* **Provided information**:
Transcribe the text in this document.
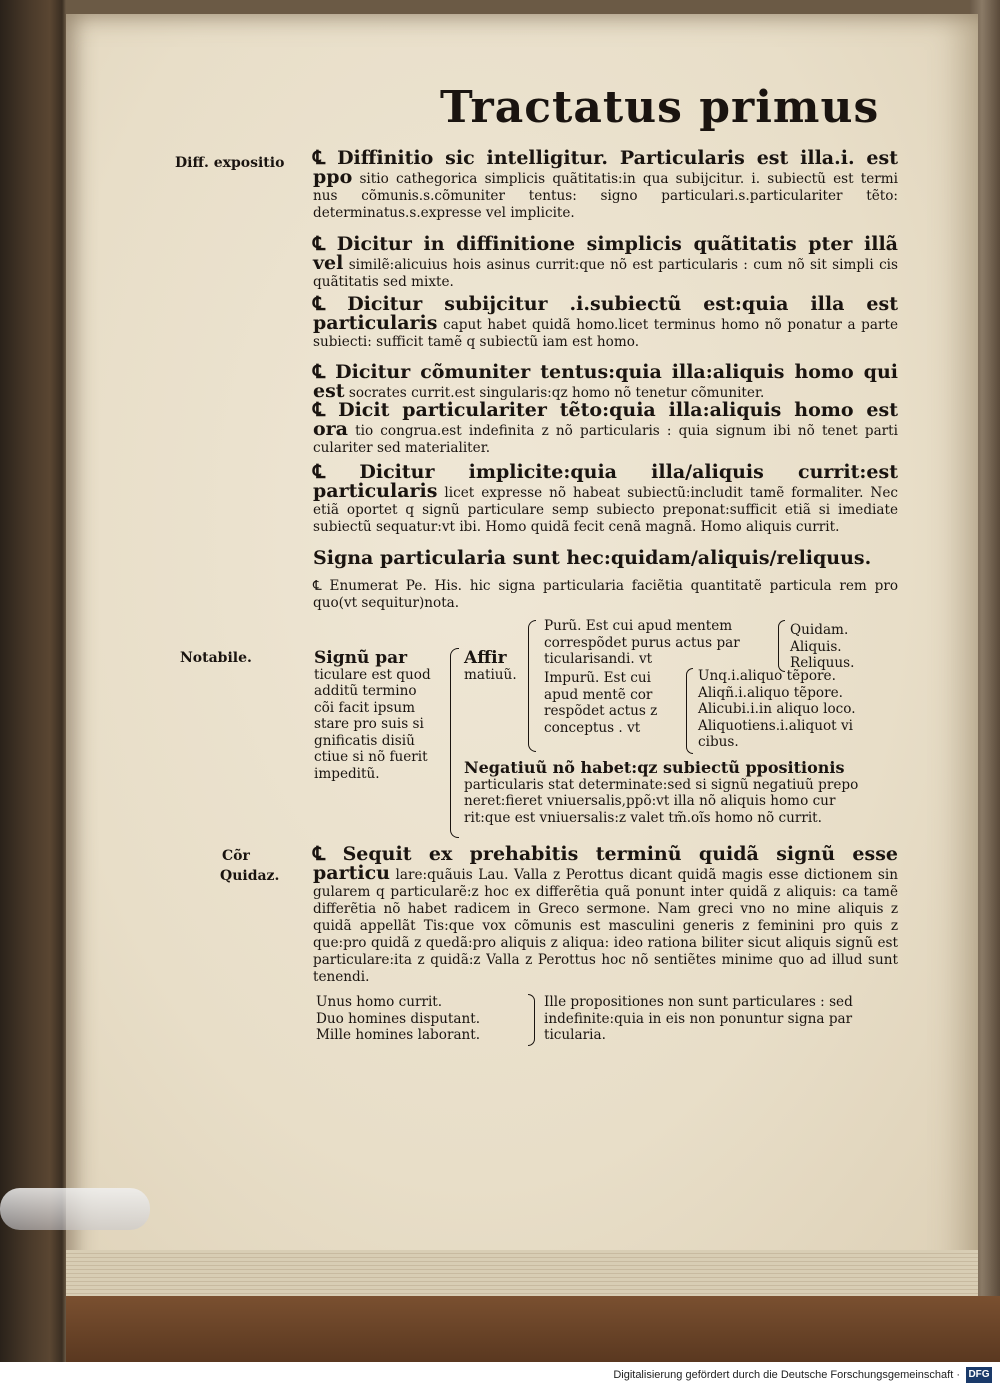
Tractatus primus
Diff. expositio
Notabile.
Cõr
Quidaz.
℄ Diffinitio sic intelligitur. Particularis est illa.i. est ppo sitio cathegorica simplicis quãtitatis:in qua subijcitur. i. subiectũ est termi nus cõmunis.s.cõmuniter tentus: signo particulari.s.particulariter tẽto: determinatus.s.expresse vel implicite.
℄ Dicitur in diffinitione simplicis quãtitatis pter illã vel similẽ:alicuius hois asinus currit:que nõ est particularis : cum nõ sit simpli cis quãtitatis sed mixte.
℄ Dicitur subijcitur .i.subiectũ est:quia illa est particularis caput habet quidã homo.licet terminus homo nõ ponatur a parte subiecti: sufficit tamẽ q subiectũ iam est homo.
℄ Dicitur cõmuniter tentus:quia illa:aliquis homo qui est socrates currit.est singularis:qz homo nõ tenetur cõmuniter.
℄ Dicit particulariter tẽto:quia illa:aliquis homo est ora tio congrua.est indefinita z nõ particularis : quia signum ibi nõ tenet parti culariter sed materialiter.
℄ Dicitur implicite:quia illa/aliquis currit:est particularis licet expresse nõ habeat subiectũ:includit tamẽ formaliter. Nec etiã oportet q signũ particulare semp subiecto preponat:sufficit etiã si imediate subiectũ sequatur:vt ibi. Homo quidã fecit cenã magnã. Homo aliquis currit.
Signa particularia sunt hec:quidam/aliquis/reliquus.
℄ Enumerat Pe. His. hic signa particularia faciẽtia quantitatẽ particula rem pro quo(vt sequitur)nota.
Signũ par
ticulare est quod
additũ termino
cõi facit ipsum
stare pro suis si
gnificatis disiũ
ctiue si nõ fuerit
impeditũ.
Affir
matiuũ.
Purũ. Est cui apud mentem
correspõdet purus actus par
ticularisandi. vt
Quidam.
Aliquis.
Reliquus.
Impurũ. Est cui
apud mentẽ cor
respõdet actus z
conceptus . vt
Unq.i.aliquo tẽpore.
Aliqñ.i.aliquo tẽpore.
Alicubi.i.in aliquo loco.
Aliquotiens.i.aliquot vi
cibus.
Negatiuũ nõ habet:qz subiectũ ppositionis
particularis stat determinate:sed si signũ negatiuũ prepo
neret:fieret vniuersalis,ppõ:vt illa nõ aliquis homo cur
rit:que est vniuersalis:z valet tm̃.oĩs homo nõ currit.
℄ Sequit ex prehabitis terminũ quidã signũ esse particu lare:quãuis Lau. Valla z Perottus dicant quidã magis esse dictionem sin gularem q particularẽ:z hoc ex differẽtia quã ponunt inter quidã z aliquis: ca tamẽ differẽtia nõ habet radicem in Greco sermone. Nam greci vno no mine aliquis z quidã appellãt Tis:que vox cõmunis est masculini generis z feminini pro quis z que:pro quidã z quedã:pro aliquis z aliqua: ideo rationa biliter sicut aliquis signũ est particulare:ita z quidã:z Valla z Perottus hoc nõ sentiẽtes minime quo ad illud sunt tenendi.
Unus homo currit.
Duo homines disputant.
Mille homines laborant.
Ille propositiones non sunt particulares : sed
indefinite:quia in eis non ponuntur signa par
ticularia.
Digitalisierung gefördert durch die Deutsche Forschungsgemeinschaft · DFG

* **Directions for this task**: Locate all lines that include the word "sunt" and copy them out.

* **Result**:
Signa particularia sunt hec:quidam/aliquis/reliquus.
℄ Sequit ex prehabitis terminũ quidã signũ esse particu lare:quãuis Lau. Valla z Perottus dicant quidã magis esse dictionem sin gularem q particularẽ:z hoc ex differẽtia quã ponunt inter quidã z aliquis: ca tamẽ differẽtia nõ habet radicem in Greco sermone. Nam greci vno no mine aliquis z quidã appellãt Tis:que vox cõmunis est masculini generis z feminini pro quis z que:pro quidã z quedã:pro aliquis z aliqua: ideo rationa biliter sicut aliquis signũ est particulare:ita z quidã:z Valla z Perottus hoc nõ sentiẽtes minime quo ad illud sunt tenendi.
Ille propositiones non sunt particulares : sed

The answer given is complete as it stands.